__REQUIRED WORK__.
Using the records below, give the number of lines where the word "Boston" appears, with no further output.

__RAW RECORDS__.
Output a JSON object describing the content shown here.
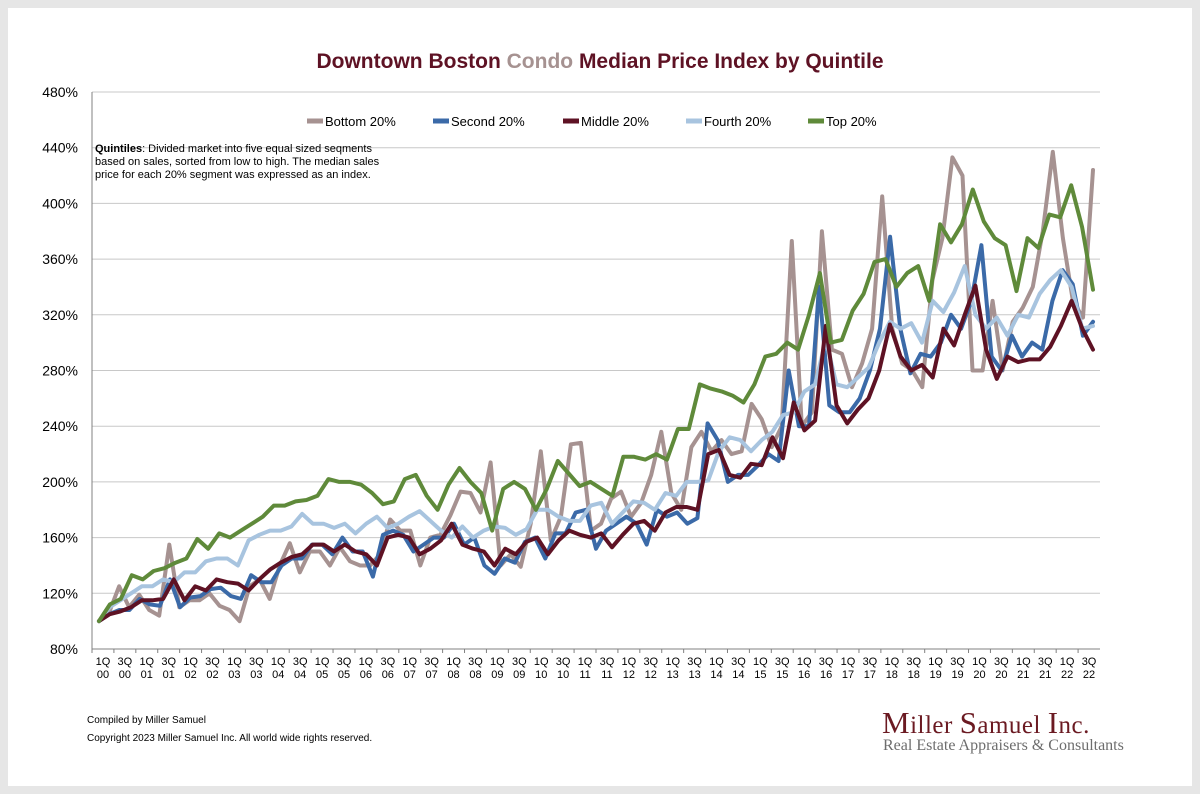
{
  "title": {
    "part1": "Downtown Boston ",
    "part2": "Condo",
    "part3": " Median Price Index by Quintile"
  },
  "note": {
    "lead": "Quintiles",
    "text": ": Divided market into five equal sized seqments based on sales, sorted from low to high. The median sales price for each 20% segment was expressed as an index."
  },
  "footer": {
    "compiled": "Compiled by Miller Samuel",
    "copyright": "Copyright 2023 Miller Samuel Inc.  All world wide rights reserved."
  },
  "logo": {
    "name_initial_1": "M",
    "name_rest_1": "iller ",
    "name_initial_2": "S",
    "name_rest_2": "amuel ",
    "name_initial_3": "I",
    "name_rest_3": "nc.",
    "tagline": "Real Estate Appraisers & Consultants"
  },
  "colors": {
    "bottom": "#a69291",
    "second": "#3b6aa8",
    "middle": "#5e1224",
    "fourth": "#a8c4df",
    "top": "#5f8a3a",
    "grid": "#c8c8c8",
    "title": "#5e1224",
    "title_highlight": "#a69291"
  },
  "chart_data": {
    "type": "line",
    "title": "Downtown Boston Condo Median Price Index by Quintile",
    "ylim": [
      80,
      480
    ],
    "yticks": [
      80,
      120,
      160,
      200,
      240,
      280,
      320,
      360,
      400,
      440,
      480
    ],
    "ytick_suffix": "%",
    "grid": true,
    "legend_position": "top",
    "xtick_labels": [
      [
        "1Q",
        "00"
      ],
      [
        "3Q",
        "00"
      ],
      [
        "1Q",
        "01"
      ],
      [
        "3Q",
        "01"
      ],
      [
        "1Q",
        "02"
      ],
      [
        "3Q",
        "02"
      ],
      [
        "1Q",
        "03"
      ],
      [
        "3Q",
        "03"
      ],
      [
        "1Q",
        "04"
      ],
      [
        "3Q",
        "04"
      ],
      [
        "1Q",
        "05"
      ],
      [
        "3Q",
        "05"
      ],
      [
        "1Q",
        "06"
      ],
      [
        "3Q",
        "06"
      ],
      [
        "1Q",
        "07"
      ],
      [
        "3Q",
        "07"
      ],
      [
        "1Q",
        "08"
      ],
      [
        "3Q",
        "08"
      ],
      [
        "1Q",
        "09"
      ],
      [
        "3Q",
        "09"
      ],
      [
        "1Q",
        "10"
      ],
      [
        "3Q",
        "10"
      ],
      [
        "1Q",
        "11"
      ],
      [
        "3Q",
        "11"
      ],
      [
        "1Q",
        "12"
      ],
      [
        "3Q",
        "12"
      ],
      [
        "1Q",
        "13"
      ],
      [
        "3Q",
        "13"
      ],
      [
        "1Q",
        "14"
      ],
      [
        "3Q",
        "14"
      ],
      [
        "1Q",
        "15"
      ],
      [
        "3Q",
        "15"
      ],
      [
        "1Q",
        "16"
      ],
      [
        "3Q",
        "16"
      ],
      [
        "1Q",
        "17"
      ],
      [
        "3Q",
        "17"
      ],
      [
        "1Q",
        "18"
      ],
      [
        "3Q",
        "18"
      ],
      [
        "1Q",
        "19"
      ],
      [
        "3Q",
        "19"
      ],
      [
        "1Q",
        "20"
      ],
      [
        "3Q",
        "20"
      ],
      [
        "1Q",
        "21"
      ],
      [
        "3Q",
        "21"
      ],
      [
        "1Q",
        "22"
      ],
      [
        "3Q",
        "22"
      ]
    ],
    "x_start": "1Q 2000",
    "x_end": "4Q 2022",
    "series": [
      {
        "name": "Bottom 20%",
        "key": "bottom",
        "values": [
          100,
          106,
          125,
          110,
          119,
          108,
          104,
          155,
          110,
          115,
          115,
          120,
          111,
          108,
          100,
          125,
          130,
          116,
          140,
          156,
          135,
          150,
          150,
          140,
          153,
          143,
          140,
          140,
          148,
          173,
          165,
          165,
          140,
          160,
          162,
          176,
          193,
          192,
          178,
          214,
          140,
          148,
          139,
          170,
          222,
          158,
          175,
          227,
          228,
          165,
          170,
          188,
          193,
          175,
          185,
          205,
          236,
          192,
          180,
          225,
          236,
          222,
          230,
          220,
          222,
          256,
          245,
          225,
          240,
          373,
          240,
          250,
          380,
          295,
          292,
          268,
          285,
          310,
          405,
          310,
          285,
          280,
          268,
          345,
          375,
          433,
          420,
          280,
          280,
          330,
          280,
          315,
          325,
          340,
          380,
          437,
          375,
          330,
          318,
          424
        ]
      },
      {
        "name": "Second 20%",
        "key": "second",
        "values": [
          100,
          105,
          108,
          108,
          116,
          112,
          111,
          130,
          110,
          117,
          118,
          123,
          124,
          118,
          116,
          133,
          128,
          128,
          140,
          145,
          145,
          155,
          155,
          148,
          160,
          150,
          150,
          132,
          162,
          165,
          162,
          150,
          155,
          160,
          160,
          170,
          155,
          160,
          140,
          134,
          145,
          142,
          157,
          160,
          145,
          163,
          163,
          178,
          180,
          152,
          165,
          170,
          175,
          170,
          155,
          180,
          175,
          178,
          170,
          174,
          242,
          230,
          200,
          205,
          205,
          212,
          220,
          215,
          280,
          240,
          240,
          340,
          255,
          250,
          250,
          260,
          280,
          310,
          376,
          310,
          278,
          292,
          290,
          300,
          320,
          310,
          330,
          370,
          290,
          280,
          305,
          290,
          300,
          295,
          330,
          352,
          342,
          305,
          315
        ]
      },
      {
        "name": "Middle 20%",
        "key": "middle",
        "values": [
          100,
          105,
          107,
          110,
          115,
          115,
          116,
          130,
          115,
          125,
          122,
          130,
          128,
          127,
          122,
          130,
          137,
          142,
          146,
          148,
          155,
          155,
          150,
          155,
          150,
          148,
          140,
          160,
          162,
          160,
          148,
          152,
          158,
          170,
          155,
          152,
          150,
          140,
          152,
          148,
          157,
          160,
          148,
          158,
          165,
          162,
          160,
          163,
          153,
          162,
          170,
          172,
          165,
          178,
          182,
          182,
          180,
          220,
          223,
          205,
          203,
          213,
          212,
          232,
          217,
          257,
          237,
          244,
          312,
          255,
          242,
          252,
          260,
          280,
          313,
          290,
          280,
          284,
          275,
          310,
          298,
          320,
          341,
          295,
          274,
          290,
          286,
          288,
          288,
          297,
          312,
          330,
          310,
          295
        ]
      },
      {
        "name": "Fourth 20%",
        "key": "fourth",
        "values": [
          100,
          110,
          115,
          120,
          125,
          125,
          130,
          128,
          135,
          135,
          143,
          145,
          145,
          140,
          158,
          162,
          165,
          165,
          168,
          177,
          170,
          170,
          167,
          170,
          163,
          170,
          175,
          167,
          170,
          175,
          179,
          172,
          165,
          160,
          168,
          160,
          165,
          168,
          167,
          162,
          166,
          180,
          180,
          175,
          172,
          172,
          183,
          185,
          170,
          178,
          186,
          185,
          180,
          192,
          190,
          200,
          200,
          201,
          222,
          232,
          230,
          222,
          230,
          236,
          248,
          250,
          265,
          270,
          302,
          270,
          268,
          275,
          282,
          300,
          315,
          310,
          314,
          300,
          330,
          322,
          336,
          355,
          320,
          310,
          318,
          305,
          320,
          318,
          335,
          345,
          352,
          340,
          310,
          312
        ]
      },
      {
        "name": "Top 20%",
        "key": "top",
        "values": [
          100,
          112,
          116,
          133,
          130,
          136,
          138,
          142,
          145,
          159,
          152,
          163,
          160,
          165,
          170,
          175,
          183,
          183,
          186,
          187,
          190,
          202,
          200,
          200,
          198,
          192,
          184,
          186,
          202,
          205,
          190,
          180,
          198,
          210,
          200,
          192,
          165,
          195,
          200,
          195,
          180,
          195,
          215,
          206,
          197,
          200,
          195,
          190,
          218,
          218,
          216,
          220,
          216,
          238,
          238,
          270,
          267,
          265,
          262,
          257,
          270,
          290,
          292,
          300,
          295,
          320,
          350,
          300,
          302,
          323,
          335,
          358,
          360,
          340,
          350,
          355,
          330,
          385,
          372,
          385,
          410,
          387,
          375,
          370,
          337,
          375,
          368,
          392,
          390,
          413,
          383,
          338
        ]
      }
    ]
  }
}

__COMPLETED TASK__.
2